• Brief: Answer with one number: how many lines hold "auxiliary".

• Material shown:
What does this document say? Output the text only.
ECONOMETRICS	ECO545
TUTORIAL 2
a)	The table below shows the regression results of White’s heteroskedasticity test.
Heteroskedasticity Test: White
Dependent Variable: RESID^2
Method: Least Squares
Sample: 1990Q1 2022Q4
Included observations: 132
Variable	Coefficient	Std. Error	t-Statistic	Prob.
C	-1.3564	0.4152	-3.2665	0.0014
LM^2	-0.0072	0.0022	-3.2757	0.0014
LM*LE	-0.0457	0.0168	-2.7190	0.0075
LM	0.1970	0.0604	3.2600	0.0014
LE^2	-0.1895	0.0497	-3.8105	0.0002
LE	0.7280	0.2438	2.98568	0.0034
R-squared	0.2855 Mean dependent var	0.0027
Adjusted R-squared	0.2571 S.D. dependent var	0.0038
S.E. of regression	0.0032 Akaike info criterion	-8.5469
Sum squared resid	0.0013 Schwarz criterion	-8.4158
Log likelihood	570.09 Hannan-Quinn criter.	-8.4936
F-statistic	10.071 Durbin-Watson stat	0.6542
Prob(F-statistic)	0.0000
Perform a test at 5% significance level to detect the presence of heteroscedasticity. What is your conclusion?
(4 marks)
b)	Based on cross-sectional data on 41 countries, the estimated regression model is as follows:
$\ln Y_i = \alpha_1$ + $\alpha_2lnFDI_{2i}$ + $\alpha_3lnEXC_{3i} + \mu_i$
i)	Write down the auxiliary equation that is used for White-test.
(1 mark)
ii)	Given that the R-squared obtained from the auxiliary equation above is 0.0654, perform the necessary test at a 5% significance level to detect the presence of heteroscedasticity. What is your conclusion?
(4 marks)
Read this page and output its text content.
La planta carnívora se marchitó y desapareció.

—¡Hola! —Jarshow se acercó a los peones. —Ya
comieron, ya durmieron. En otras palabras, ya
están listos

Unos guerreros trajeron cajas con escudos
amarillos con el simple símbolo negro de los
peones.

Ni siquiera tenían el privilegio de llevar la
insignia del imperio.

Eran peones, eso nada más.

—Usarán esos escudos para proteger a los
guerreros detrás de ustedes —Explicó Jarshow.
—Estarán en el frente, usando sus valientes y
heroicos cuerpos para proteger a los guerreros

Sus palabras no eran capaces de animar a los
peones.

• The solution: 2